» Do this:
The records below must be transcribed exactly. Do not include the pictures.

>> BEGIN Supplied records

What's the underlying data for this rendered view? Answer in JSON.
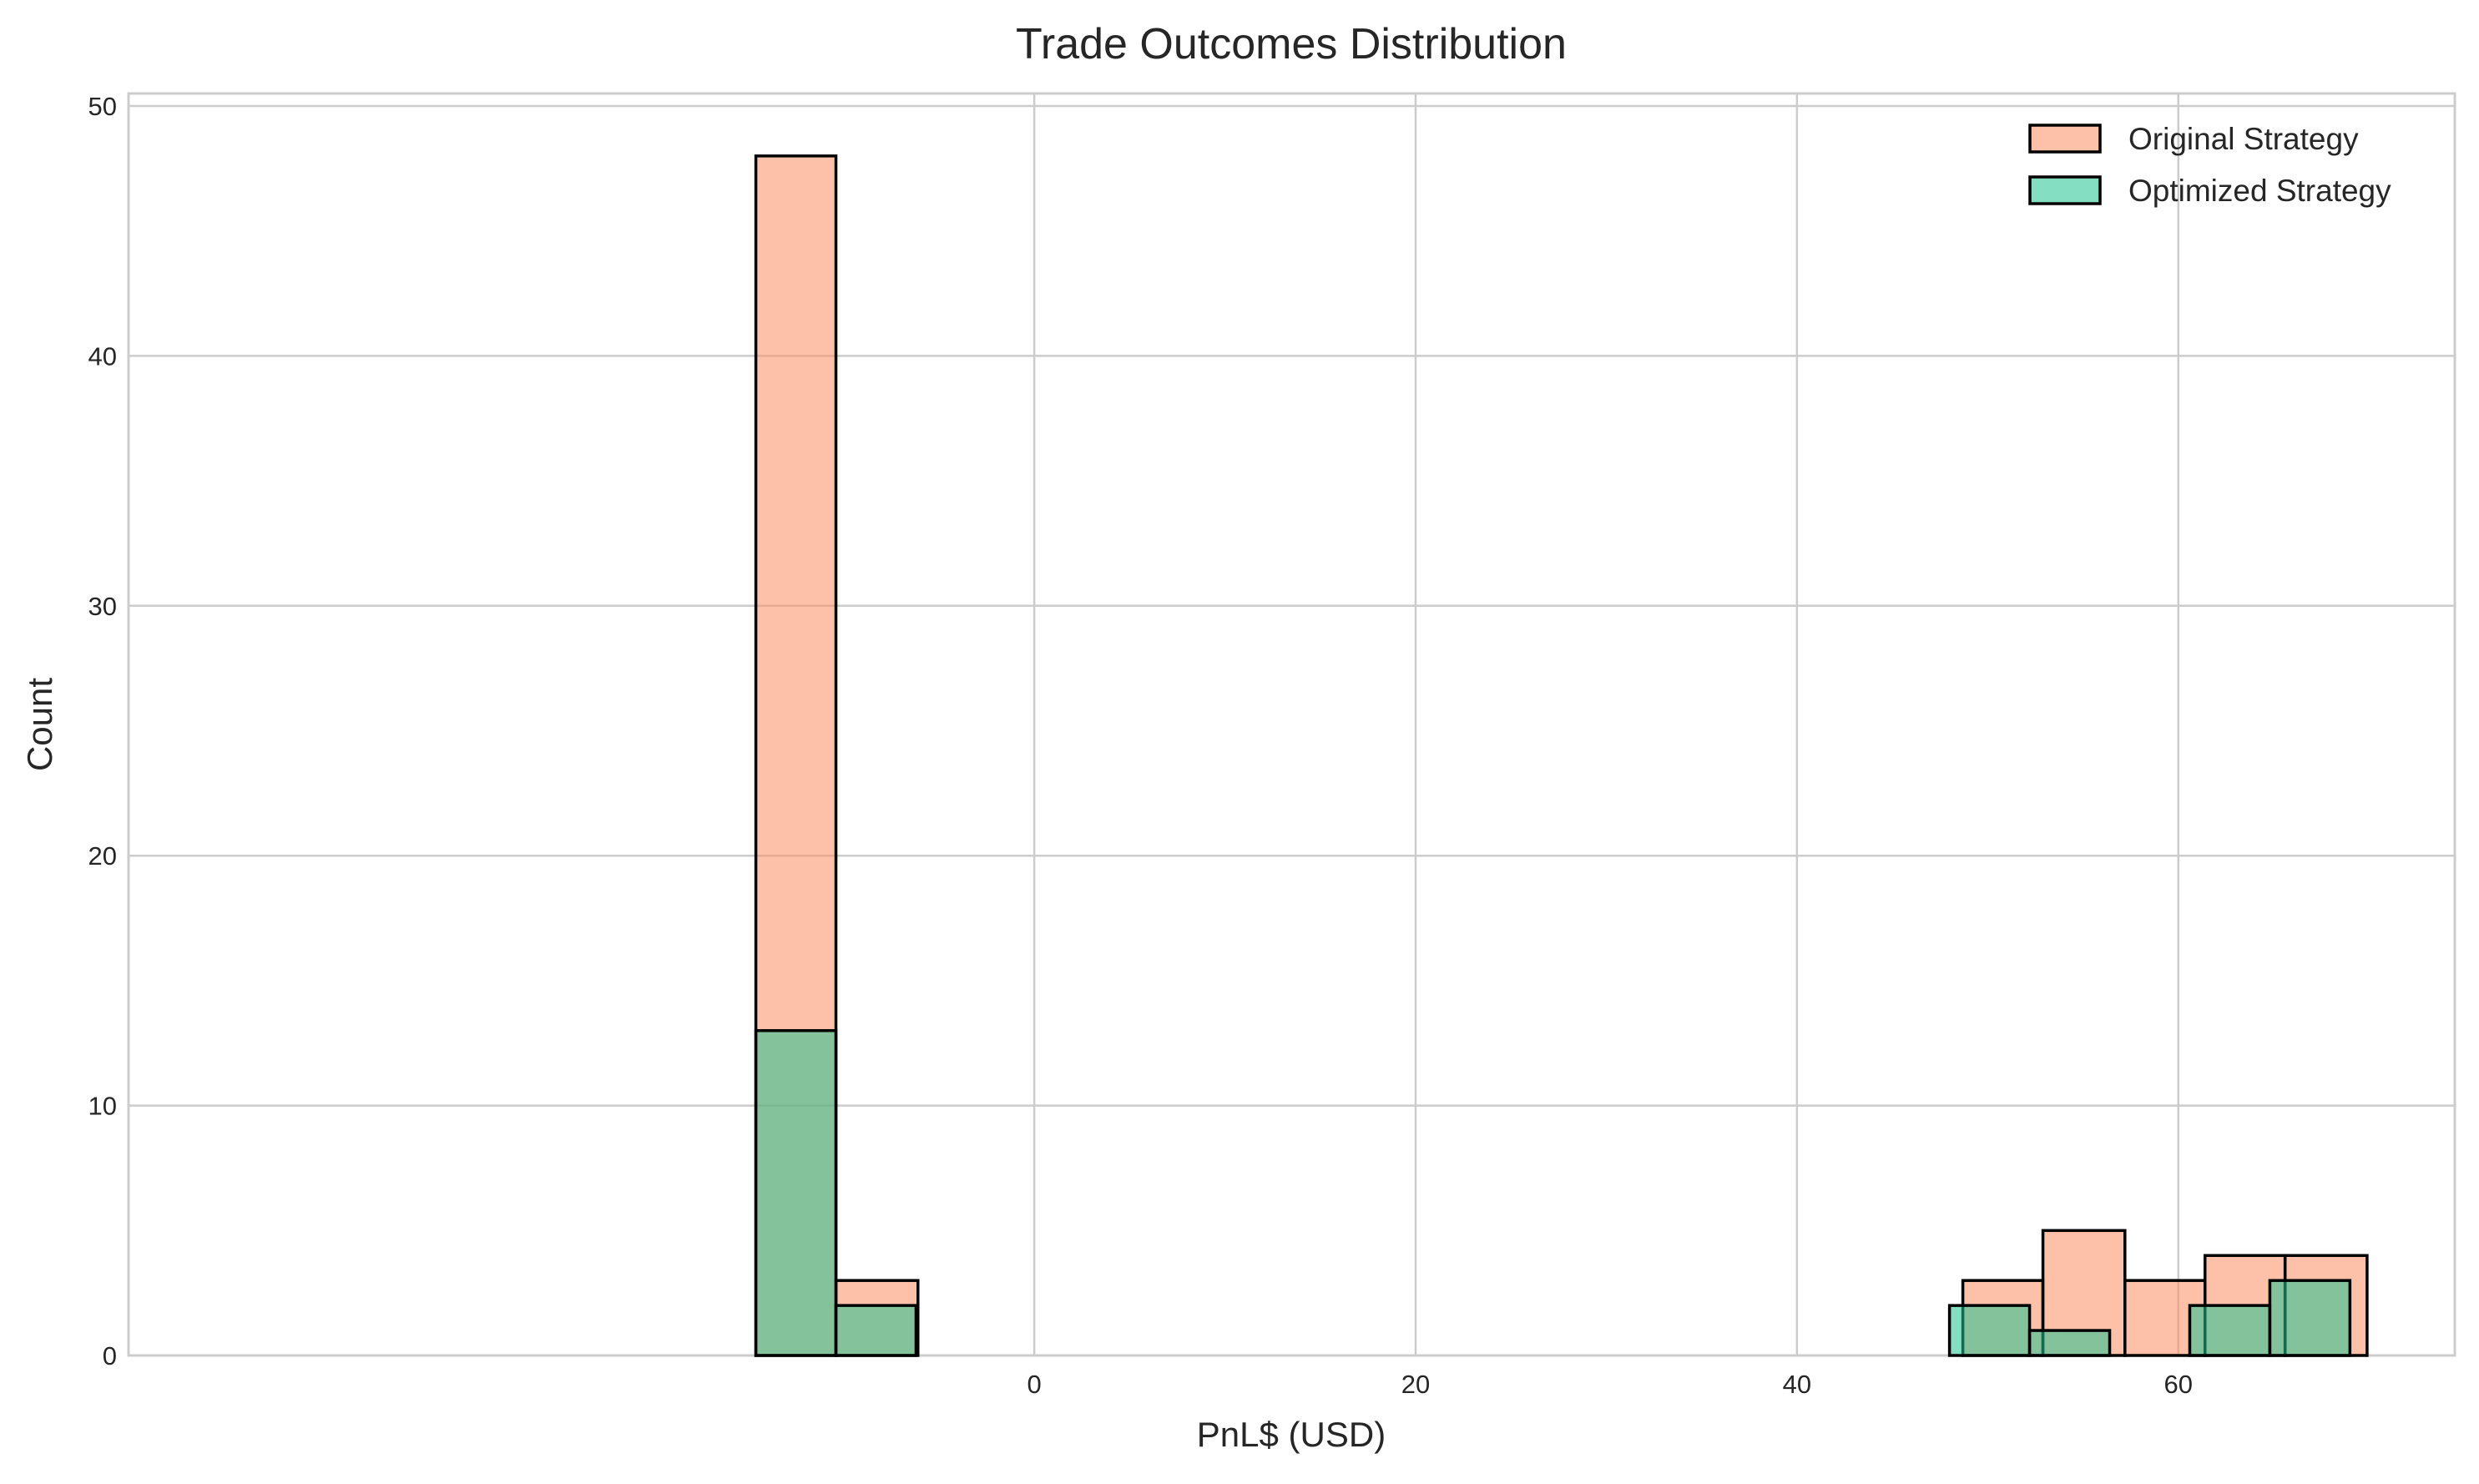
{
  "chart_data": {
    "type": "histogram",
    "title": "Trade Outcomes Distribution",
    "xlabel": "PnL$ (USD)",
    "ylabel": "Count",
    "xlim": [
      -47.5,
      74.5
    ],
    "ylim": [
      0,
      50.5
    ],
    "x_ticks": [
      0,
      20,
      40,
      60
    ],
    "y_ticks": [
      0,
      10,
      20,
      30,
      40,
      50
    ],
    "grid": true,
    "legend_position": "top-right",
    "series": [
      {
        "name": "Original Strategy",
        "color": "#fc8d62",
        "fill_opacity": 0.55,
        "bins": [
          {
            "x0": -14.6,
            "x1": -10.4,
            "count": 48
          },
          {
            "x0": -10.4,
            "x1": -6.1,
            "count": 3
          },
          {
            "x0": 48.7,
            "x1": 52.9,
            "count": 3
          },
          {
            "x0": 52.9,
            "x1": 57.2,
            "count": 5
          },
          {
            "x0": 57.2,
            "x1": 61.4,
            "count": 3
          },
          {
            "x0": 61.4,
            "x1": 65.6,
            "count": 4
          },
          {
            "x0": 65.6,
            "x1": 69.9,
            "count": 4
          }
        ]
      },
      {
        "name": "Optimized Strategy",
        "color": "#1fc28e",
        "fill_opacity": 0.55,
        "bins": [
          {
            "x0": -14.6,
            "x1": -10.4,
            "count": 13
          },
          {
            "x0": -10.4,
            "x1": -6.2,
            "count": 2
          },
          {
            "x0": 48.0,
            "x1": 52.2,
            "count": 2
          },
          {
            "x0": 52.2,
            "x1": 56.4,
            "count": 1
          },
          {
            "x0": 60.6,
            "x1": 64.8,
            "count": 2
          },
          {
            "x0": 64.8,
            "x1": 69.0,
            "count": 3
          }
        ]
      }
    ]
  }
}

>> END Supplied records

» Problem solution:
What's the underlying data for this rendered view? Answer in JSON.
{
  "chart_data": {
    "type": "histogram",
    "title": "Trade Outcomes Distribution",
    "xlabel": "PnL$ (USD)",
    "ylabel": "Count",
    "xlim": [
      -47.5,
      74.5
    ],
    "ylim": [
      0,
      50.5
    ],
    "x_ticks": [
      0,
      20,
      40,
      60
    ],
    "y_ticks": [
      0,
      10,
      20,
      30,
      40,
      50
    ],
    "grid": true,
    "legend_position": "top-right",
    "series": [
      {
        "name": "Original Strategy",
        "color": "#fc8d62",
        "fill_opacity": 0.55,
        "bins": [
          {
            "x0": -14.6,
            "x1": -10.4,
            "count": 48
          },
          {
            "x0": -10.4,
            "x1": -6.1,
            "count": 3
          },
          {
            "x0": 48.7,
            "x1": 52.9,
            "count": 3
          },
          {
            "x0": 52.9,
            "x1": 57.2,
            "count": 5
          },
          {
            "x0": 57.2,
            "x1": 61.4,
            "count": 3
          },
          {
            "x0": 61.4,
            "x1": 65.6,
            "count": 4
          },
          {
            "x0": 65.6,
            "x1": 69.9,
            "count": 4
          }
        ]
      },
      {
        "name": "Optimized Strategy",
        "color": "#1fc28e",
        "fill_opacity": 0.55,
        "bins": [
          {
            "x0": -14.6,
            "x1": -10.4,
            "count": 13
          },
          {
            "x0": -10.4,
            "x1": -6.2,
            "count": 2
          },
          {
            "x0": 48.0,
            "x1": 52.2,
            "count": 2
          },
          {
            "x0": 52.2,
            "x1": 56.4,
            "count": 1
          },
          {
            "x0": 60.6,
            "x1": 64.8,
            "count": 2
          },
          {
            "x0": 64.8,
            "x1": 69.0,
            "count": 3
          }
        ]
      }
    ]
  }
}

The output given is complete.